▸ **Description of the task**
Your answer should be a single number: how many lines in the data below hold the string "Τμήμα".

▸ **Recorded data**
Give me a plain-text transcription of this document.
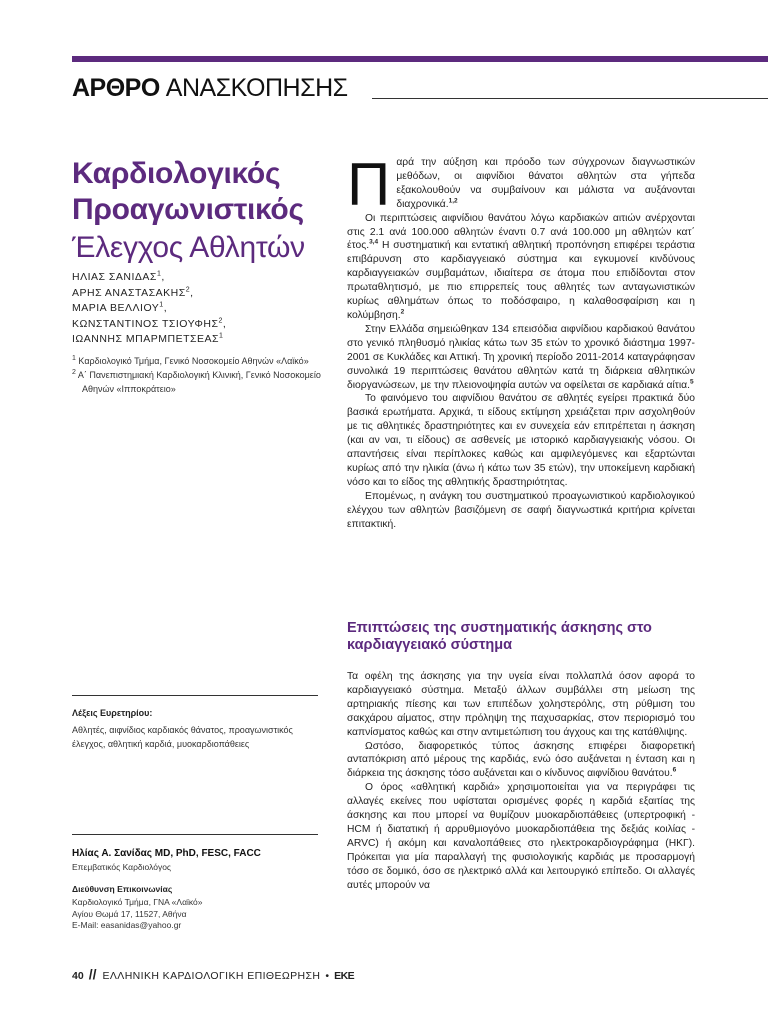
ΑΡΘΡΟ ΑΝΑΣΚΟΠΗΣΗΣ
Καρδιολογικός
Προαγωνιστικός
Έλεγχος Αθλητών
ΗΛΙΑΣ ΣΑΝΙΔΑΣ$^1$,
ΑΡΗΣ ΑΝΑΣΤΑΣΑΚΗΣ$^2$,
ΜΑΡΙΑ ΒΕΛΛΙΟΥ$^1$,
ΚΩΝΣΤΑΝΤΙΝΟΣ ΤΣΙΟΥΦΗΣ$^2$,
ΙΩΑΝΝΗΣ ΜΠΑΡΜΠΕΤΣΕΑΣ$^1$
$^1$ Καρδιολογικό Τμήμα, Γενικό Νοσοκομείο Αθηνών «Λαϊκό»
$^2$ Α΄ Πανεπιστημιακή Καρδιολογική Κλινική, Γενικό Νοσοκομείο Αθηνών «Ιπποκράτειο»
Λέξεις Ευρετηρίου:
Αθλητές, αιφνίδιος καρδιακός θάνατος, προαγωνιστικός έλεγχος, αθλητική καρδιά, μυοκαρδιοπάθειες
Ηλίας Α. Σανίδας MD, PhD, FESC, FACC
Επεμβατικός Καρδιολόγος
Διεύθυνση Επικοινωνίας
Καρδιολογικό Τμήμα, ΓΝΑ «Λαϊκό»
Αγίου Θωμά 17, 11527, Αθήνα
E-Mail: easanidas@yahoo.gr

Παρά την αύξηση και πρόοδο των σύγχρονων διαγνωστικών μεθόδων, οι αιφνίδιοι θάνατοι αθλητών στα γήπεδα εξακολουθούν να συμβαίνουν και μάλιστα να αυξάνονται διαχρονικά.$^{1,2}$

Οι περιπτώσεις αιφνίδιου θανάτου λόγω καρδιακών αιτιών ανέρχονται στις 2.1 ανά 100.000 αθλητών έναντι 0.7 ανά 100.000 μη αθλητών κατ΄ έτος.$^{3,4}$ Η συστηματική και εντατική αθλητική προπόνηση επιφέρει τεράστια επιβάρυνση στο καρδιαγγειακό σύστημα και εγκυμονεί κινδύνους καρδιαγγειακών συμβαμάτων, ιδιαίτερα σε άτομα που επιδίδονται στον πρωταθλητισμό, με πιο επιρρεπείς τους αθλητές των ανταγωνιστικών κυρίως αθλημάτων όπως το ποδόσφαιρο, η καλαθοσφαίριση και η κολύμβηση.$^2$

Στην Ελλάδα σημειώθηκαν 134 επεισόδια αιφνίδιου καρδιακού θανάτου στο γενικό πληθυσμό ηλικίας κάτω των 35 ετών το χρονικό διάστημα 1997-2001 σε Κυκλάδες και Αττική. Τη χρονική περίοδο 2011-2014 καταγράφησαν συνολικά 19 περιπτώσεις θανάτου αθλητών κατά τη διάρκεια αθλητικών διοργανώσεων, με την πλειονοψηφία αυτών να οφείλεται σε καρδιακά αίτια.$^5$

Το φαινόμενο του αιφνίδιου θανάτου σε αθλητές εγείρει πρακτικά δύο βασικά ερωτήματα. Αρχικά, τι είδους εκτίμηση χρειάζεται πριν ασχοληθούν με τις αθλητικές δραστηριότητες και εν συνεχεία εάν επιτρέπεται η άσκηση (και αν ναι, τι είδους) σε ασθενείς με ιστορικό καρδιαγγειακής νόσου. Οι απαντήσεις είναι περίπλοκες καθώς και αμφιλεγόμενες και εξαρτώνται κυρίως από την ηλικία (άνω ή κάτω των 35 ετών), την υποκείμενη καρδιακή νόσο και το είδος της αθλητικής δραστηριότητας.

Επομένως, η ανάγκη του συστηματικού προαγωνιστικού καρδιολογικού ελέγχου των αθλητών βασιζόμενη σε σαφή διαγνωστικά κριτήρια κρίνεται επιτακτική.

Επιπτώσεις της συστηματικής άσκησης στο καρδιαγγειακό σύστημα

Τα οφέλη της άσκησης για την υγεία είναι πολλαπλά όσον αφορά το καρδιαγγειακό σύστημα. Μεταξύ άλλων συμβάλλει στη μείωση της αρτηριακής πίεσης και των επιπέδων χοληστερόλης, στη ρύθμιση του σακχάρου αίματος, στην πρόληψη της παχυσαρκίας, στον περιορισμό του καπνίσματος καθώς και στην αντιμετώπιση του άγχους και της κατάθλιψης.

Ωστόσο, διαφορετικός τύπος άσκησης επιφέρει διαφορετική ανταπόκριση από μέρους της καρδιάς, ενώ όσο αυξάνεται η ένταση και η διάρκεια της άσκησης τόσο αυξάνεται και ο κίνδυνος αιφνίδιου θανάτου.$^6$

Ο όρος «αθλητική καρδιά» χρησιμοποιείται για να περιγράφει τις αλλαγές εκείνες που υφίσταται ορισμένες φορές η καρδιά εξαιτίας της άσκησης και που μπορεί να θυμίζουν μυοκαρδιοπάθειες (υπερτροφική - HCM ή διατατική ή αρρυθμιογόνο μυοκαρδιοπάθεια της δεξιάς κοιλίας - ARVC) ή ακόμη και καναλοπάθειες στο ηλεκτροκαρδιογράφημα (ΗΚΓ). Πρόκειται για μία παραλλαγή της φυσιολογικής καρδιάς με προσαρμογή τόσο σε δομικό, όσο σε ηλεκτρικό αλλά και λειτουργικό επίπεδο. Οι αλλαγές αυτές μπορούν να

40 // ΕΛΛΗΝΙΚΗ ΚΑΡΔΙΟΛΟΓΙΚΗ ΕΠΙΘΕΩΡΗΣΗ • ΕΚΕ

▸ **Response to this exercise**
2